• Text section
He pointed to a recent deal Avison Young brokered for a fully leased industrial building at the Sawgrass International Corporate Park in Sunrise. “It was an extremely, highly contested transaction,” Duckworth said. “We probably had 12 to 15 aggressive bidders. The buyer paid more than anyone else was willing to pay.”
Los Angeles-based Safco Capital Corporation paid $13.5 million for the 75,026-square-foot building, or roughly $180 a square foot. In Broward, industrial properties sold at an average of $171 a square foot, a roughly 24 percent jump since the end of 2019, Avison Young’s report states.
“A lot of projects that would have been $8 million to $10 million are now selling between $15 million and $20 million,” Duckworth said. “Those smaller deals get big quick when the square-foot price goes from $100 a foot to nearly $200 a foot.”
Duckworth told TRD that because of the shortage of land in Broward, developers are scouring areas they once avoided.
“You are seeing developers coming back east to the Dixie Highway corridor near Atlantic Boulevard [in Pompano Beach],” Duckworth said. “This is an area with a low population but historically had high crime. Developers used to shy away. Now it is in high demand because there is nowhere else to go.”
While Palm Beach County has more available land, developers aren’t sold on the location, Duckworth said. “There are a lot of opportunities in Palm Beach [County],” he said. “But it hasn’t been as robust because it is so far north.”

(Saved entries)
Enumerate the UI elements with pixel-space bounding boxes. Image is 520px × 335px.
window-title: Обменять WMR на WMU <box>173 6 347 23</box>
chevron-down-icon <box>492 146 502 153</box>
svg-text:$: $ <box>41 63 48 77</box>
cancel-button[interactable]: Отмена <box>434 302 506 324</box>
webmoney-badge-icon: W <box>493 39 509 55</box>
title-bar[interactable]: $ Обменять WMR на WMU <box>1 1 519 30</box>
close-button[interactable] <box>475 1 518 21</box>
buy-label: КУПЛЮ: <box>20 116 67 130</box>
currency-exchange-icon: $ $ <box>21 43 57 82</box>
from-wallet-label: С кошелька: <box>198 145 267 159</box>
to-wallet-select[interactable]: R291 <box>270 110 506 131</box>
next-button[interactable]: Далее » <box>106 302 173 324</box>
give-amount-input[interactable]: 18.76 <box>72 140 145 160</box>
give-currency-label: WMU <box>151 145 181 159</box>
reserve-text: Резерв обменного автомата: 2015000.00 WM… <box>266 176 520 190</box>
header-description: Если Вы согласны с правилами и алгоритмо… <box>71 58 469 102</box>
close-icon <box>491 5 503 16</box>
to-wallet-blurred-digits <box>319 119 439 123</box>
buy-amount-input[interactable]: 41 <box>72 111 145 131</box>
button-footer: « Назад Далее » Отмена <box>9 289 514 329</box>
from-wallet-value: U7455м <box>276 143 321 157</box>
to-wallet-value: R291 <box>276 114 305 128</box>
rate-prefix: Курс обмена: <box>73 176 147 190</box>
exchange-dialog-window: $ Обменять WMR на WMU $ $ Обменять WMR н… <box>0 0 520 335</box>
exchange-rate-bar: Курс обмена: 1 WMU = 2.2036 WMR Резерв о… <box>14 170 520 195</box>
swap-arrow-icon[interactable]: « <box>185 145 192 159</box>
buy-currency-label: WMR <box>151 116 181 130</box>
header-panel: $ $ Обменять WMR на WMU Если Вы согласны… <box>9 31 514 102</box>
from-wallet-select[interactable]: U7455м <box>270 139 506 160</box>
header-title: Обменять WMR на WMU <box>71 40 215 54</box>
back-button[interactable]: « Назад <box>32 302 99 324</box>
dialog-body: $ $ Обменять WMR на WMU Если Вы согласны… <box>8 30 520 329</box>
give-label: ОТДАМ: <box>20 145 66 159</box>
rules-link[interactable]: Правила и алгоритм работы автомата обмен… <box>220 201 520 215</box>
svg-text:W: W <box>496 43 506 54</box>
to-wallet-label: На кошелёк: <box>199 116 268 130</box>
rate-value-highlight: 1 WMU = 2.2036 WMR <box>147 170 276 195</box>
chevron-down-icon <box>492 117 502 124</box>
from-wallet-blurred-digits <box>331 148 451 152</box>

• Task set
• A. Answer these questions using the text on Broward industrial real estate:
(i) How much did Safco Capital Corporation pay for the building at the Sawgrass International Corporate Park?
(ii) At what average price per square foot did industrial properties sell in Broward?
(iii) According to Duckworth, why has Palm Beach County not been as robust?
• B. Go on with the text on Broward industrial real estate, picking up right after its final sentence.

• Responses per task
• A.
(i) $13.5 million
(ii) $171 a square foot
(iii) Because it is so far north

• B.
Smaller sites at premium prices
In Miami-Dade, sites like KDD’s, with small buildings, are in high demand. In November, industrial real estate giant CenterPoint Properties nabbed a 3.7-acre property with a 17,000-square-foot industrial building in Medley for $8.6 million.
Sims Crane & Equipment, a crane rental and rigging provider, fully leases the property, but CenterPoint has room to build more warehouses, according to brokers with Axiom Capital Partners who negotiated the deal.
“It is very difficult to source … the $20 million-plus deals,” Axiom’s Jose Sasson said. “There is a lot of demand and not enough supply.”
Competing for redevelopment sites
The way the market is headed, industrial developers have to start assessing large properties primed for redevelopment, such as the former Calder Race Course in Miami Gardens, Fairchild Partners’ Juncadella said.
Jackson, Mississippi-based EastGroup Properties bought the 61-acre site for $26.5 million in 2016 and is redeveloping it into an 850,000-square-foot industrial complex called Gateway Commerce Park. EastGroup has completed the first phase, a 200,372-square-foot warehouse.
Juncadella said EastGroup recently listed Gateway Commerce Park and has received significant interest from “very large and powerful institutional groups.”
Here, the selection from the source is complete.